== What the exercise asks ==
Locate all lines with the word "transfusion" and copy them out.

----------------

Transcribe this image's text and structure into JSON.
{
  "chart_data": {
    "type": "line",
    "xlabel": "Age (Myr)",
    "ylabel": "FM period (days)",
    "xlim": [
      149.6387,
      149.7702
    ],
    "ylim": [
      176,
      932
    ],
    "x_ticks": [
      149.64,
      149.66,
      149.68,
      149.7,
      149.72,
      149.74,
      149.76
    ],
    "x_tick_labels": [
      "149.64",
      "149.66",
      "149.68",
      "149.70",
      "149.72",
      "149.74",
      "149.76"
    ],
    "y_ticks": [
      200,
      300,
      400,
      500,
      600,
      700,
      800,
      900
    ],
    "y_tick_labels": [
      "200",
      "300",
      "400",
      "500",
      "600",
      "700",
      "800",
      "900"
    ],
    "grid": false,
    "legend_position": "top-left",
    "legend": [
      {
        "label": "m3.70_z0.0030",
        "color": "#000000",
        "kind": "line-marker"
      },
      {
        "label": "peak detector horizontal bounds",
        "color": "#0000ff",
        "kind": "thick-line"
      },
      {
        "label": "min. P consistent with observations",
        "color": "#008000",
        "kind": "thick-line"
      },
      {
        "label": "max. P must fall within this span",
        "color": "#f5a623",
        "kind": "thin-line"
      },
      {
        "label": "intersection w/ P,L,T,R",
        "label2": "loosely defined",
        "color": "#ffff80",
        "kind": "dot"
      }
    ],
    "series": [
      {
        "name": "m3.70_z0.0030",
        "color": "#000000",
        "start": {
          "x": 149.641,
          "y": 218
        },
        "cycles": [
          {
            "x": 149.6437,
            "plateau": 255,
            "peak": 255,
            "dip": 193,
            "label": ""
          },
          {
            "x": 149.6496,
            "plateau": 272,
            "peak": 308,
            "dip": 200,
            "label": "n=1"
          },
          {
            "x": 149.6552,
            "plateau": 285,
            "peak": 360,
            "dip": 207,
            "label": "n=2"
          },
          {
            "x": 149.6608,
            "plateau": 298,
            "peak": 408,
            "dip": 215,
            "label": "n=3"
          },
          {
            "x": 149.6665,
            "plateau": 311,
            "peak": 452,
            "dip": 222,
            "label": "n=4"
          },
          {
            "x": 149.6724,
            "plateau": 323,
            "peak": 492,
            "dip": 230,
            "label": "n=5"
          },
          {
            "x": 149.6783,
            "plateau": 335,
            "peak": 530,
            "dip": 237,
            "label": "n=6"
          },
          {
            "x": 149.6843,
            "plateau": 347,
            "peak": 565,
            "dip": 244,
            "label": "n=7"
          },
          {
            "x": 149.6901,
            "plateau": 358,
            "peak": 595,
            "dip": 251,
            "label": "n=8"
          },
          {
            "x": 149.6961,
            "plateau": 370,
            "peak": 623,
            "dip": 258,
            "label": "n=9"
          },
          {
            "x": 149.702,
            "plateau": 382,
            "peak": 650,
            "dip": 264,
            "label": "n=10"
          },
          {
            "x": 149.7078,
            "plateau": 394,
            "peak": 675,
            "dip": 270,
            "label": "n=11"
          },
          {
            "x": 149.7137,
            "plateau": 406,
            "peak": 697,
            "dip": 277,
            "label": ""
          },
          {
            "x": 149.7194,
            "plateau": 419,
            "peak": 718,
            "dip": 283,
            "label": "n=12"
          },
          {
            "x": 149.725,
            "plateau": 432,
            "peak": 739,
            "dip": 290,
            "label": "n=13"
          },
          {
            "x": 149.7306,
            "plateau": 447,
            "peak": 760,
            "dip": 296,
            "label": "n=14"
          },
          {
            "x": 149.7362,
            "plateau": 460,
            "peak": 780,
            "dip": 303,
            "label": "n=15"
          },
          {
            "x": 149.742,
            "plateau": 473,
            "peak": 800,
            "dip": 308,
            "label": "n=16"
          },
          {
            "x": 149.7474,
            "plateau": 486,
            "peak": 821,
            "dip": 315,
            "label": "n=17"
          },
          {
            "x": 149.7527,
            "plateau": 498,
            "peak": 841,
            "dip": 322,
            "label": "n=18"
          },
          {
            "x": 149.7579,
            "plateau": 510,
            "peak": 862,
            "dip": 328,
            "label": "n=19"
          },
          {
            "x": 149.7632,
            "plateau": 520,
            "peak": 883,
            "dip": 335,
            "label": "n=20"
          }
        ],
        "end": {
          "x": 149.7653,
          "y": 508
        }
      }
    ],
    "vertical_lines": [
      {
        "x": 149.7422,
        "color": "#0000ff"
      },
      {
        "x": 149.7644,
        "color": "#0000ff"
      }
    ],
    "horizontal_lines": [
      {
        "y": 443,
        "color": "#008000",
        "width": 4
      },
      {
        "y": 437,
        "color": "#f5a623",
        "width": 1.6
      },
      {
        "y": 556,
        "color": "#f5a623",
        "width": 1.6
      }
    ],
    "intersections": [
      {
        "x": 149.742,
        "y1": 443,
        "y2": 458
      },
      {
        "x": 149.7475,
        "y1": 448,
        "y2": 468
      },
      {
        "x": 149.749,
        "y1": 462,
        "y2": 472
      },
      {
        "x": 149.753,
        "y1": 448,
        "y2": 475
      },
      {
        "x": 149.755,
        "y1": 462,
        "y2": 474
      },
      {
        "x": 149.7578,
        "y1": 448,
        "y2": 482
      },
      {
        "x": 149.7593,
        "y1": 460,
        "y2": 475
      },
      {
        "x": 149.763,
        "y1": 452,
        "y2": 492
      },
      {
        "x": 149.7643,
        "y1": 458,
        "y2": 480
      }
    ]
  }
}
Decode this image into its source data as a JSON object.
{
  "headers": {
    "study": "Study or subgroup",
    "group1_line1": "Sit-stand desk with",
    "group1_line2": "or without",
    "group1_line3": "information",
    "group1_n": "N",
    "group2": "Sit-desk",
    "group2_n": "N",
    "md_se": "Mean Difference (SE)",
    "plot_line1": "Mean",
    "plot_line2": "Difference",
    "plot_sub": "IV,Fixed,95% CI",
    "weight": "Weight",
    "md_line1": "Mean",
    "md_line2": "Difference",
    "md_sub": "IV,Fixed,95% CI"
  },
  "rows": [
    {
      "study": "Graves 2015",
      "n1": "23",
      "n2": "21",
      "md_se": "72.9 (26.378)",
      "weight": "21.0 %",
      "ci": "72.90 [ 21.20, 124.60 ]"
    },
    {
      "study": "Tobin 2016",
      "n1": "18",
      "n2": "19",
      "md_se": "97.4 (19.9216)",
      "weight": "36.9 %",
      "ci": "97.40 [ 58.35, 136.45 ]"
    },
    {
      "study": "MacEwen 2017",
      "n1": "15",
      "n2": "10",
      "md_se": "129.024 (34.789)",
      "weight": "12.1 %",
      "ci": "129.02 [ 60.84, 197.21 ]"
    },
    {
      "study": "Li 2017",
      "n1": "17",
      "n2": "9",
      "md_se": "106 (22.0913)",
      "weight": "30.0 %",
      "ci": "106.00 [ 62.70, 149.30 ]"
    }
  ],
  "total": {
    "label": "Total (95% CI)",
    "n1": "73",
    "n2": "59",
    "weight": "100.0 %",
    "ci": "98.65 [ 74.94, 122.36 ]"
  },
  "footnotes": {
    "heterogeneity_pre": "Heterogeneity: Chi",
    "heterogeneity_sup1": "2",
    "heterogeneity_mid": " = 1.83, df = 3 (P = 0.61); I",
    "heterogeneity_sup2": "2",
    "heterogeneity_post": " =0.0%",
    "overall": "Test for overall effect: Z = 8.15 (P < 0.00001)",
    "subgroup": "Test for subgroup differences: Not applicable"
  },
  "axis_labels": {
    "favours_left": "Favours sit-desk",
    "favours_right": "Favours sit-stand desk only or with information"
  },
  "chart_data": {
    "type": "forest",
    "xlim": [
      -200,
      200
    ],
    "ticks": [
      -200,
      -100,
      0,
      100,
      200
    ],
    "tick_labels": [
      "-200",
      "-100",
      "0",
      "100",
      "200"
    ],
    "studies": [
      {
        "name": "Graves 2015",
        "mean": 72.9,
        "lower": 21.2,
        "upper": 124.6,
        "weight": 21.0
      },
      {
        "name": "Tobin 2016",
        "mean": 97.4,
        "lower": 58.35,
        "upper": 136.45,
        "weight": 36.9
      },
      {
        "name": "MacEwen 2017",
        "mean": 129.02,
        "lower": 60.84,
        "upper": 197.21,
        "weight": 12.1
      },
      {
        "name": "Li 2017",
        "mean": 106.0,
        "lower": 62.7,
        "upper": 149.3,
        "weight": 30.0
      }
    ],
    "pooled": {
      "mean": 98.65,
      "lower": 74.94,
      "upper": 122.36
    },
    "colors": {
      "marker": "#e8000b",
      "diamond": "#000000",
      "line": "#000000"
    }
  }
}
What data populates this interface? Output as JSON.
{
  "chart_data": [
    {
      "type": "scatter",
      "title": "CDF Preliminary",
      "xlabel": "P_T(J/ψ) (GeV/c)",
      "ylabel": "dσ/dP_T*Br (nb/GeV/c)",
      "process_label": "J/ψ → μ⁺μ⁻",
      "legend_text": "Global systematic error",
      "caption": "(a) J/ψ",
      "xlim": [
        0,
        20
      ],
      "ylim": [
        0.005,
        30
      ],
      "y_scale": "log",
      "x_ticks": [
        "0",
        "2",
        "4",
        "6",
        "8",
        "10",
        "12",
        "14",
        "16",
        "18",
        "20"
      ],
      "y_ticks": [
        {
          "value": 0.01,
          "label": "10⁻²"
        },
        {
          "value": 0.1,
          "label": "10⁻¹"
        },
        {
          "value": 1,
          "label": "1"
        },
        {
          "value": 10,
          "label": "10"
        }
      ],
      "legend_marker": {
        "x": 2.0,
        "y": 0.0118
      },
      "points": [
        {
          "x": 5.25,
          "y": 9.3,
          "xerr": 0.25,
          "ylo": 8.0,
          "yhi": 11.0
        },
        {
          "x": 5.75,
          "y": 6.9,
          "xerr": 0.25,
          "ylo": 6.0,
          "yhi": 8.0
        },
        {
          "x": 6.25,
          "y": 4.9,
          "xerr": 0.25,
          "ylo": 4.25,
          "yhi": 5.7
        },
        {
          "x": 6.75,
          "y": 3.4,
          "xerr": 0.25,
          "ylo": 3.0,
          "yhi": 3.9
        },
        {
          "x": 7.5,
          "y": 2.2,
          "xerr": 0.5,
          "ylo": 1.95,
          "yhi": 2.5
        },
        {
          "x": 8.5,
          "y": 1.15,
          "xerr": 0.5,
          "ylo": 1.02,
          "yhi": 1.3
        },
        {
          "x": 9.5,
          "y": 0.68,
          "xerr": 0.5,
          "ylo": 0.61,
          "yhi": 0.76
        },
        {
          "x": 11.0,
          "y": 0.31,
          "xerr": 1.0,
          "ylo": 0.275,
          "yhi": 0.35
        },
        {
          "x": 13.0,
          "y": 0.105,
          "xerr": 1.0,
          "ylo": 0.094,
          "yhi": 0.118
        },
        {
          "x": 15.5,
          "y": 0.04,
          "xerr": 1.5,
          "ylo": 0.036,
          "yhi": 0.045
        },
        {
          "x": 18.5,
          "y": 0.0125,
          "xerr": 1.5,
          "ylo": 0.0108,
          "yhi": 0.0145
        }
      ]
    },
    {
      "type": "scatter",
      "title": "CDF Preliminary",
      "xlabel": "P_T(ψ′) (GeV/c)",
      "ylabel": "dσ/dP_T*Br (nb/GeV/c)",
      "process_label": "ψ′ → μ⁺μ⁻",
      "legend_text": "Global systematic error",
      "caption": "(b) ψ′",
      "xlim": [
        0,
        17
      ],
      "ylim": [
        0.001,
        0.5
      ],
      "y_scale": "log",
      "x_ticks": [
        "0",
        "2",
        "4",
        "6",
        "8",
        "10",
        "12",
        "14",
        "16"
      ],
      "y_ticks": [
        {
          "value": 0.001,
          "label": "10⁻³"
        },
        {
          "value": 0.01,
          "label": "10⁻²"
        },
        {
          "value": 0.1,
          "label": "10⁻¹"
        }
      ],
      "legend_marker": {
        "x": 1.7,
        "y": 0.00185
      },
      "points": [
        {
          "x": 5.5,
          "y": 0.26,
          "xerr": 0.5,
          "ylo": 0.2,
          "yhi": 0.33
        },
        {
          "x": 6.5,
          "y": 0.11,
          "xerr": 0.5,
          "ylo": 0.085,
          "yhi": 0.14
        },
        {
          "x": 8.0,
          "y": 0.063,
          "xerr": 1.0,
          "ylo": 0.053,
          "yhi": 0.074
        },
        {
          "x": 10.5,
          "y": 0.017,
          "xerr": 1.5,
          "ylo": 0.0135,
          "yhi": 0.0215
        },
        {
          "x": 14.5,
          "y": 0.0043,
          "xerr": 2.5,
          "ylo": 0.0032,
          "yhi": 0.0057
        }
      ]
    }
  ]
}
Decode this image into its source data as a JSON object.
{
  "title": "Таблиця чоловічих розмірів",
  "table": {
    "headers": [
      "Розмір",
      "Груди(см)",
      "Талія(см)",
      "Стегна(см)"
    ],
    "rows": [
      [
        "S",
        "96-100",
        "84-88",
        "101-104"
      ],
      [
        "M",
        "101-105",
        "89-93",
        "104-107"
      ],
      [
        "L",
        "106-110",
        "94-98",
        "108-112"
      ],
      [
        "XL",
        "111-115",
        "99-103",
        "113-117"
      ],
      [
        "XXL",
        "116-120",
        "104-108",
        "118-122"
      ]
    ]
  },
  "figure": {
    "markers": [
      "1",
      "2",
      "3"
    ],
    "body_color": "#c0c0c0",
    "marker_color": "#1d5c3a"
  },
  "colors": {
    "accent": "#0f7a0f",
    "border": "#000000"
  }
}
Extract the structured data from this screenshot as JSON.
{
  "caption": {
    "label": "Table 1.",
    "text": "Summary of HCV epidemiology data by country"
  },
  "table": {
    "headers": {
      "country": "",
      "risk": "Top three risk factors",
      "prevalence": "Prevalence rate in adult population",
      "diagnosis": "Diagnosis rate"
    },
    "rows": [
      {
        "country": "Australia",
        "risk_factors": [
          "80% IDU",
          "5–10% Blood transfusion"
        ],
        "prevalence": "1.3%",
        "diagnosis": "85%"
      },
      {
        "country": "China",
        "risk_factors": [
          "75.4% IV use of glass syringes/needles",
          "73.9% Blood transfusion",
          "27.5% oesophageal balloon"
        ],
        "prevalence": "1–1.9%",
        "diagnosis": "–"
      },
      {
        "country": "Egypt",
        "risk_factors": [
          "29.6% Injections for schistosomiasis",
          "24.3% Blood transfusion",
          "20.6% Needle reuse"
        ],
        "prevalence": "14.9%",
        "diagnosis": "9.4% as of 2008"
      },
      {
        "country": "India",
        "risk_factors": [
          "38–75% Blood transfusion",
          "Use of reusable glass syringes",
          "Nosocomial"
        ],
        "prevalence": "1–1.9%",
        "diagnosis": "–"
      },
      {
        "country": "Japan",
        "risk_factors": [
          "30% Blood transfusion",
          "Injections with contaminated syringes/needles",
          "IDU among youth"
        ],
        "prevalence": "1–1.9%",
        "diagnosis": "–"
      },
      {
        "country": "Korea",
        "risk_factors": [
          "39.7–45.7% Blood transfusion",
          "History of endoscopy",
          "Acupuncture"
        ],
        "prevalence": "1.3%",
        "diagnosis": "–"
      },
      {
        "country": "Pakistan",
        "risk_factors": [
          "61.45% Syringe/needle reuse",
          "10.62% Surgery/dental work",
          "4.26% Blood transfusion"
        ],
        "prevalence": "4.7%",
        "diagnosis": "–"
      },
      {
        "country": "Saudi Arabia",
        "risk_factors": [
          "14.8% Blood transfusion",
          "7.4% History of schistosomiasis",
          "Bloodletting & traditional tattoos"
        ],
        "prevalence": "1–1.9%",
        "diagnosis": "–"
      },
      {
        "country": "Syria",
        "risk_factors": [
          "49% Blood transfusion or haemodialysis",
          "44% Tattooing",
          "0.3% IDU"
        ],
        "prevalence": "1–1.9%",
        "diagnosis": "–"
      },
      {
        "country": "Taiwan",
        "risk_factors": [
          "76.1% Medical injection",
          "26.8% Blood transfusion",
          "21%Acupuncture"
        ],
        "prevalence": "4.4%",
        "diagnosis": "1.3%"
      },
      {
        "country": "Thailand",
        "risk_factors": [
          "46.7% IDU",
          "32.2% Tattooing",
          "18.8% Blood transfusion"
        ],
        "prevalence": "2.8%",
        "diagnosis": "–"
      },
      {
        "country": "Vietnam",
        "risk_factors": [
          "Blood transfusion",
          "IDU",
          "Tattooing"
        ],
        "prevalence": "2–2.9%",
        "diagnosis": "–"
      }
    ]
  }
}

----------------

== Full solution ==
          "5–10% Blood transfusion"
          "73.9% Blood transfusion",
          "24.3% Blood transfusion",
          "38–75% Blood transfusion",
          "30% Blood transfusion",
          "39.7–45.7% Blood transfusion",
          "4.26% Blood transfusion"
          "14.8% Blood transfusion",
          "49% Blood transfusion or haemodialysis",
          "26.8% Blood transfusion",
          "18.8% Blood transfusion"
          "Blood transfusion",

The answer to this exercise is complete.